Look for the word "движения" in the entries below, then copy every line that has it.

(Data excerpts)
----------------
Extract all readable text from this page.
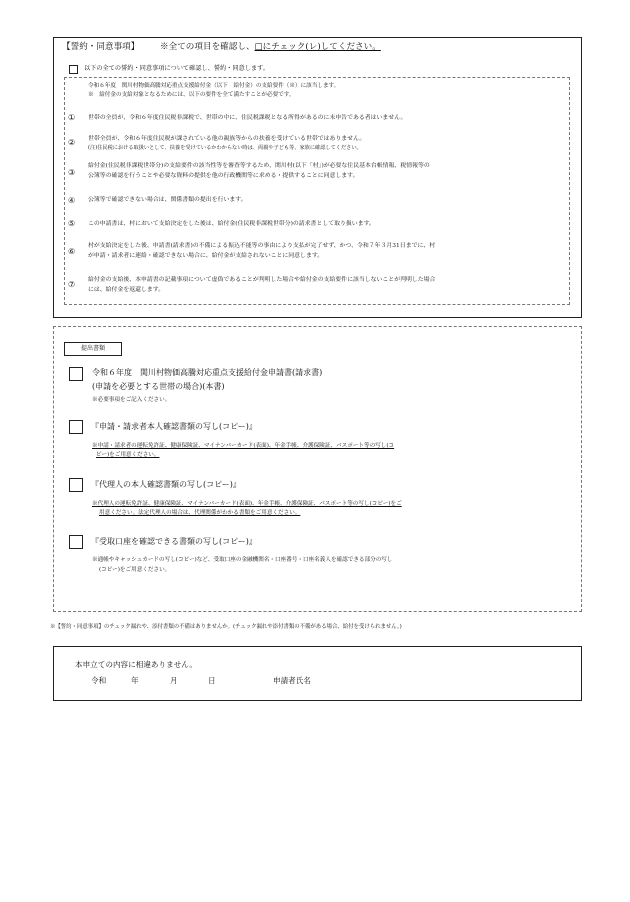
【誓約・同意事項】 ※全ての項目を確認し、□にチェック(レ)してください。
以下の全ての誓約・同意事項について確認し、誓約・同意します。
令和６年度　関川村物価高騰対応重点支援給付金（以下　給付金）の支給要件（※）に該当します。
※　給付金の支給対象となるためには、以下の要件を全て満たすことが必要です。
① 世帯の全員が、令和６年度住民税非課税で、世帯の中に、住民税課税となる所得があるのに未申告である者はいません。
② 世帯全員が、令和６年度住民税が課されている他の親族等からの扶養を受けている世帯ではありません。
(注)住民税における取扱いとして、扶養を受けているかわからない時は、両親や子ども等、家族に確認してください。
③
給付金(住民税非課税世帯分)の支給要件の該当性等を審査等するため、関川村(以下「村」)が必要な住民基本台帳情報、税情報等の
公簿等の確認を行うことや必要な資料の提供を他の行政機関等に求める・提供することに同意します。
④ 公簿等で確認できない場合は、関係書類の提出を行います。
⑤ この申請書は、村において支給決定をした後は、給付金(住民税非課税世帯分)の請求書として取り扱います。
⑥
村が支給決定をした後、申請書(請求書)の不備による振込不能等の事由により支払が完了せず、かつ、令和７年３月31日までに、村
が申請・請求者に連絡・確認できない場合に、給付金が支給されないことに同意します。
⑦ 給付金の支給後、本申請書の記載事項について虚偽であることが判明した場合や給付金の支給要件に該当しないことが判明した場合
には、給付金を返還します。
提出書類
令和６年度　関川村物価高騰対応重点支援給付金申請書(請求書)
(申請を必要とする世帯の場合)(本書)
※必要事項をご記入ください。
『申請・請求者本人確認書類の写し(コピー)』
※申請・請求者の運転免許証、健康保険証、マイナンバーカード(表面)、年金手帳、介護保険証、パスポート等の写し(コ
ピー)をご用意ください。
『代理人の本人確認書類の写し(コピー)』
※代理人の運転免許証、健康保険証、マイナンバーカード(表面)、年金手帳、介護保険証、パスポート等の写し(コピー)をご
用意ください。法定代理人の場合は、代理関係がわかる書類をご用意ください。
『受取口座を確認できる書類の写し(コピー)』
※通帳やキャッシュカードの写し(コピー)など、受取口座の金融機関名・口座番号・口座名義人を確認できる部分の写し
(コピー)をご用意ください。
※【誓約・同意事項】のチェック漏れや、添付書類の不備はありませんか。(チェック漏れや添付書類の不備がある場合、給付を受けられません。)
本申立ての内容に相違ありません。
令和	年	月	日	申請者氏名
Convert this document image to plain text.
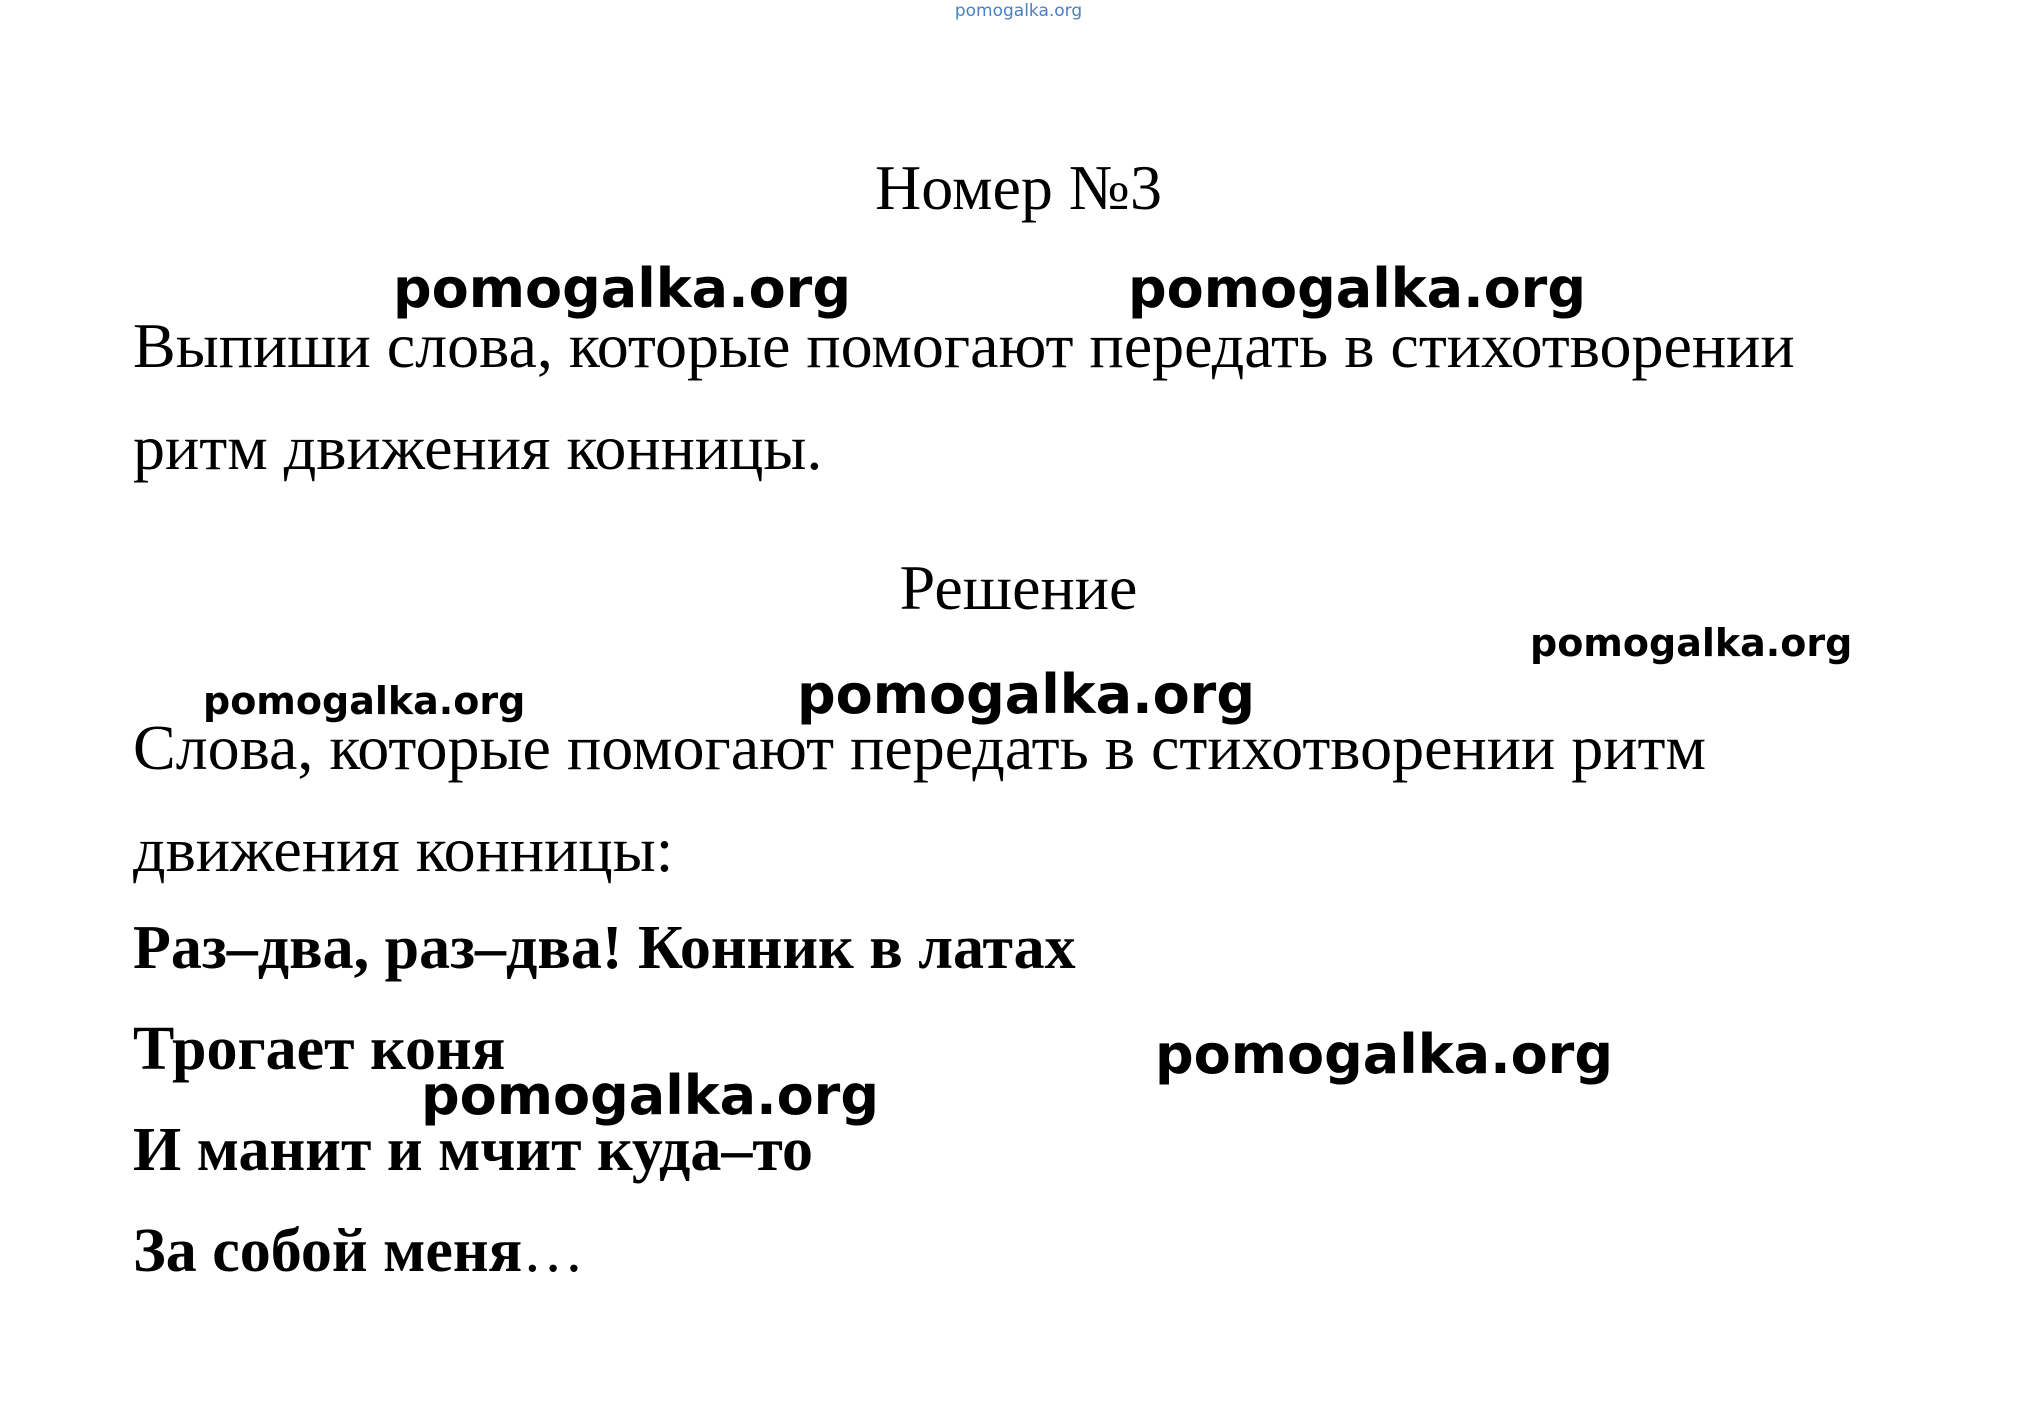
pomogalka.org
Номер №3
Выпиши слова, которые помогают передать в стихотворении
ритм движения конницы.
Решение
Слова, которые помогают передать в стихотворении ритм
движения конницы:
Раз–два, раз–два! Конник в латах
Трогает коня
И манит и мчит куда–то
За собой меня…
pomogalka.org	pomogalka.org
pomogalka.org
pomogalka.org	pomogalka.org
pomogalka.org
pomogalka.org
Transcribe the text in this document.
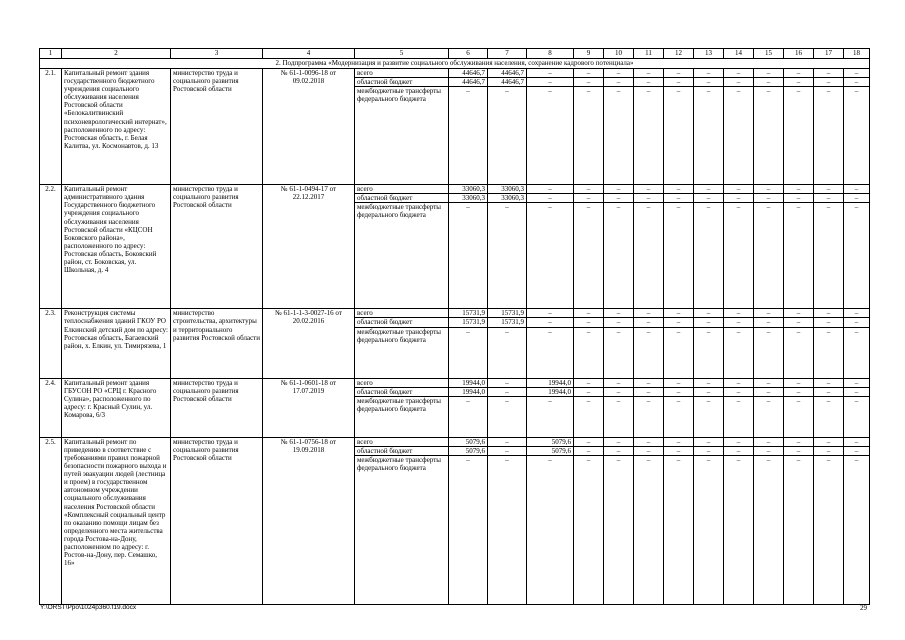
1	2	3	4	5	6	7	8	9	10	11	12	13	14	15	16	17	18
2. Подпрограмма «Модернизация и развитие социального обслуживания населения, сохранение кадрового потенциала»																	
2.1.	Капитальный ремонт здания государственного бюджетного учреждения социального обслуживания населения Ростовской области «Белокалитвинский психоневрологический интернат», расположенного по адресу: Ростовская область, г. Белая Калитва, ул. Космонавтов, д. 13	министерство труда и социального развития Ростовской области	№ 61-1-0096-18 от 09.02.2018	всего	44646,7	44646,7	–	–	–	–	–	–	–	–	–	–	–
				областной бюджет	44646,7	44646,7	–	–	–	–	–	–	–	–	–	–	–
				межбюджетные трансферты федерального бюджета	–	–	–	–	–	–	–	–	–	–	–	–	–
2.2.	Капитальный ремонт административного здания Государственного бюджетного учреждения социального обслуживания населения Ростовской области «КЦСОН Боковского района», расположенного по адресу: Ростовская область, Боковский район, ст. Боковская, ул. Школьная, д. 4	министерство труда и социального развития Ростовской области	№ 61-1-0494-17 от 22.12.2017	всего	33060,3	33060,3	–	–	–	–	–	–	–	–	–	–	–
				областной бюджет	33060,3	33060,3	–	–	–	–	–	–	–	–	–	–	–
				межбюджетные трансферты федерального бюджета	–	–	–	–	–	–	–	–	–	–	–	–	–
2.3.	Реконструкция системы теплоснабжения зданий ГКОУ РО Елкинский детский дом по адресу: Ростовская область, Багаевский район, х. Елкин, ул. Тимирязева, 1	министерство строительства, архитектуры и территориального развития Ростовской области	№ 61-1-1-3-0027-16 от 20.02.2016	всего	15731,9	15731,9	–	–	–	–	–	–	–	–	–	–	–
				областной бюджет	15731,9	15731,9	–	–	–	–	–	–	–	–	–	–	–
				межбюджетные трансферты федерального бюджета	–	–	–	–	–	–	–	–	–	–	–	–	–
2.4.	Капитальный ремонт здания ГБУСОН РО «СРЦ г. Красного Сулина», расположенного по адресу: г. Красный Сулин, ул. Комарова, 6/3	министерство труда и социального развития Ростовской области	№ 61-1-0601-18 от 17.07.2019	всего	19944,0	–	19944,0	–	–	–	–	–	–	–	–	–	–
				областной бюджет	19944,0	–	19944,0	–	–	–	–	–	–	–	–	–	–
				межбюджетные трансферты федерального бюджета	–	–	–	–	–	–	–	–	–	–	–	–	–
2.5.	Капитальный ремонт по приведению в соответствие с требованиями правил пожарной безопасности пожарного выхода и путей эвакуации людей (лестница и проем) в государственном автономном учреждении социального обслуживания населения Ростовской области «Комплексный социальный центр по оказанию помощи лицам без определенного места жительства города Ростова-на-Дону, расположенном по адресу: г. Ростов-на-Дону, пер. Семашко, 16»	министерство труда и социального развития Ростовской области	№ 61-1-0756-18 от 19.09.2018	всего	5079,6	–	5079,6	–	–	–	–	–	–	–	–	–	–
				областной бюджет	5079,6	–	5079,6	–	–	–	–	–	–	–	–	–	–
				межбюджетные трансферты федерального бюджета	–	–	–	–	–	–	–	–	–	–	–	–	–
Y:\ORST\Ppo\1024p360.f19.docx	29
----------------
* COMPLETED EXERCISE
ритм движения конницы.
движения конницы:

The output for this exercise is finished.